#### What to do
Scan the entries and tally the lines that include the string "produir". Reply with the figure alone.

Stored items:

● ● ● ● ●

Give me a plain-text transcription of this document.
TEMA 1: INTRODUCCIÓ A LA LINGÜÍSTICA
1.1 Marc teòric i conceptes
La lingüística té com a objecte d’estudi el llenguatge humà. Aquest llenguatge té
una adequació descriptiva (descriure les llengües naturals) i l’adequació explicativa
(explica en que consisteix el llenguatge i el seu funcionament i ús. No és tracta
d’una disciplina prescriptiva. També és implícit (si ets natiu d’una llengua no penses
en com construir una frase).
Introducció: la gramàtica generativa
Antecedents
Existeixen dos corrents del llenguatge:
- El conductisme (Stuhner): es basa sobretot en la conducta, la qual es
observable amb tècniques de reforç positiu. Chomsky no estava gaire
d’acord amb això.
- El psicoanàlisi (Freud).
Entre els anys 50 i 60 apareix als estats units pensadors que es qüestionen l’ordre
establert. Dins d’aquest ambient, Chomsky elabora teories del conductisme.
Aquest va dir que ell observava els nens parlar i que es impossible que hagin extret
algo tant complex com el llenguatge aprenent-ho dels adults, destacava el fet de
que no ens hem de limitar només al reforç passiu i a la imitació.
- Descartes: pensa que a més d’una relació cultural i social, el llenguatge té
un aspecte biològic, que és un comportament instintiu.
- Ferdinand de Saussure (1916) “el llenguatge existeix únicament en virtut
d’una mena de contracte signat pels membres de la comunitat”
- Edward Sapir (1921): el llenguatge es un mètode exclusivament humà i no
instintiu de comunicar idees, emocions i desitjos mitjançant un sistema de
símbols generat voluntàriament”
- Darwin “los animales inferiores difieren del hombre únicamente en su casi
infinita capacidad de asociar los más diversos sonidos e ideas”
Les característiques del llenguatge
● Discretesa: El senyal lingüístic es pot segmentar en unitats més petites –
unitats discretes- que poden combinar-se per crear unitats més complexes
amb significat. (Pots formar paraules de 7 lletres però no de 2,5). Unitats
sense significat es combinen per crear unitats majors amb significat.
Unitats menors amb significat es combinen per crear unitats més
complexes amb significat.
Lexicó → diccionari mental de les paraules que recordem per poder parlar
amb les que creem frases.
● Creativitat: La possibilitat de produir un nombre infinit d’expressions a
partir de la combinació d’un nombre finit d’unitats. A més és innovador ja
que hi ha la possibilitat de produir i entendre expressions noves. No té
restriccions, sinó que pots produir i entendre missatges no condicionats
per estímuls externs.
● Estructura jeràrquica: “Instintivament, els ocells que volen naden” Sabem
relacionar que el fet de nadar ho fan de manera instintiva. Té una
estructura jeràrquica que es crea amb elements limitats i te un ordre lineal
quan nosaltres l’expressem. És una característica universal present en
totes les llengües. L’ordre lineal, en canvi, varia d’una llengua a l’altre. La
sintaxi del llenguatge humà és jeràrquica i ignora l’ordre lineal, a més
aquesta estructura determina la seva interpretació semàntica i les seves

● ● ● ● ●

#### Solution to this problem
3